TASK BRIEF: Scan the data beneath this task and copy each line that includes "формируется".
* START *
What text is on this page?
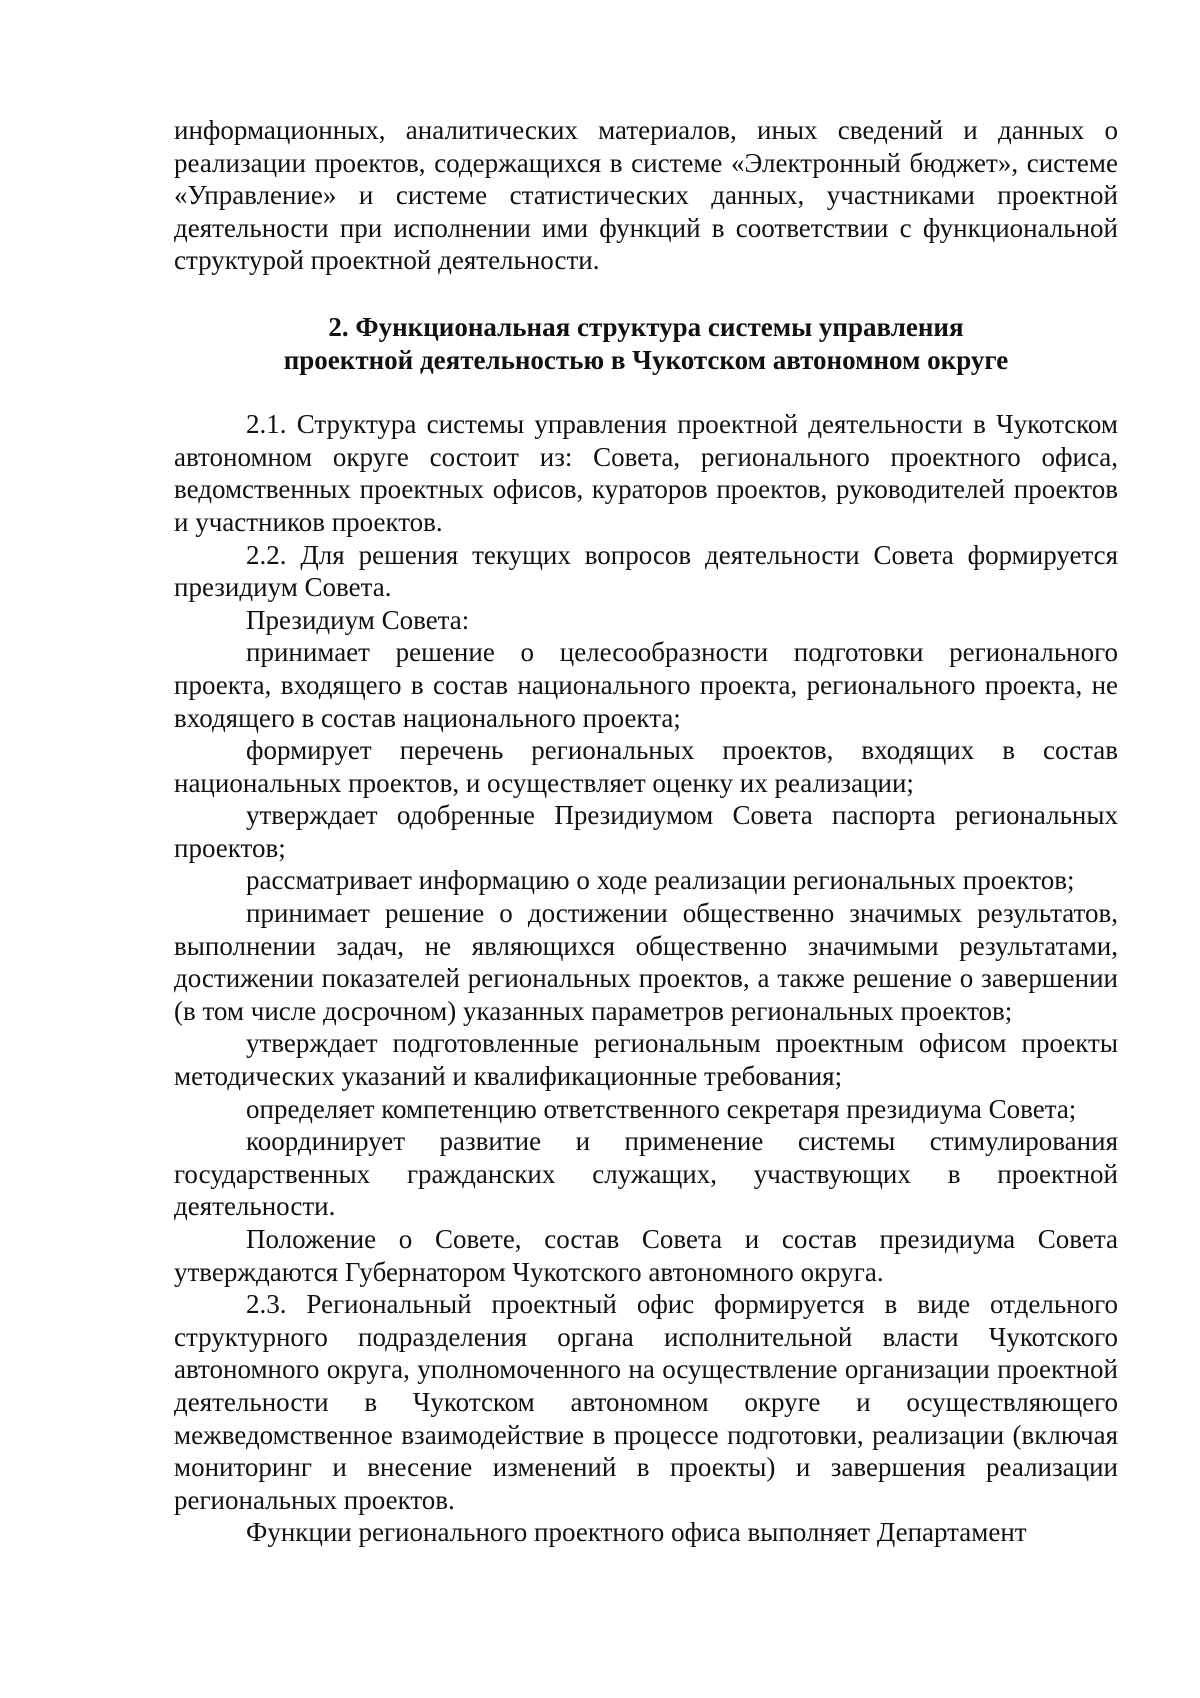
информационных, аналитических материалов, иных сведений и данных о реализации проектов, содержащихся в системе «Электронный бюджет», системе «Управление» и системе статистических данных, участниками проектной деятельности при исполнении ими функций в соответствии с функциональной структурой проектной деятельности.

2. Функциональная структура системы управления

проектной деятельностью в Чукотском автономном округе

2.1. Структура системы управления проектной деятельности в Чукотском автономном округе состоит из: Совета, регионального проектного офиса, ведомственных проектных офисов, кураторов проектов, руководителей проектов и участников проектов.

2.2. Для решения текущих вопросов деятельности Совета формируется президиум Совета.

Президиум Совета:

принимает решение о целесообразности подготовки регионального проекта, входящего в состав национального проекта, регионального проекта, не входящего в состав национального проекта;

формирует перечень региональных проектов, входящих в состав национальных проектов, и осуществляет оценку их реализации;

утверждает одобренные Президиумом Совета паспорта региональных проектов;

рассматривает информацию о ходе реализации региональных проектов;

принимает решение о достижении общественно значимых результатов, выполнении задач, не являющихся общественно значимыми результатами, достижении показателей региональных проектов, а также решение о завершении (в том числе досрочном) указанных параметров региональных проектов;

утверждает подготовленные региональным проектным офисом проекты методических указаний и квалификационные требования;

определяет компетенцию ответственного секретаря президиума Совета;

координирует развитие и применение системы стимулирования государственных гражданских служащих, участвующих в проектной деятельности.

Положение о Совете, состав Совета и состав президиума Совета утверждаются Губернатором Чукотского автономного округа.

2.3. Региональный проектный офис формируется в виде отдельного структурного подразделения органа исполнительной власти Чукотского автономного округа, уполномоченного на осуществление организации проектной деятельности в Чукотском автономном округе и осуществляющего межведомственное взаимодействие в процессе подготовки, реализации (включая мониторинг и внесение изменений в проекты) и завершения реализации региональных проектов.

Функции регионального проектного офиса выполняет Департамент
* END *
PROBLEM SOLUTION:
2.2. Для решения текущих вопросов деятельности Совета формируется президиум Совета.
2.3. Региональный проектный офис формируется в виде отдельного структурного подразделения органа исполнительной власти Чукотского автономного округа, уполномоченного на осуществление организации проектной деятельности в Чукотском автономном округе и осуществляющего межведомственное взаимодействие в процессе подготовки, реализации (включая мониторинг и внесение изменений в проекты) и завершения реализации региональных проектов.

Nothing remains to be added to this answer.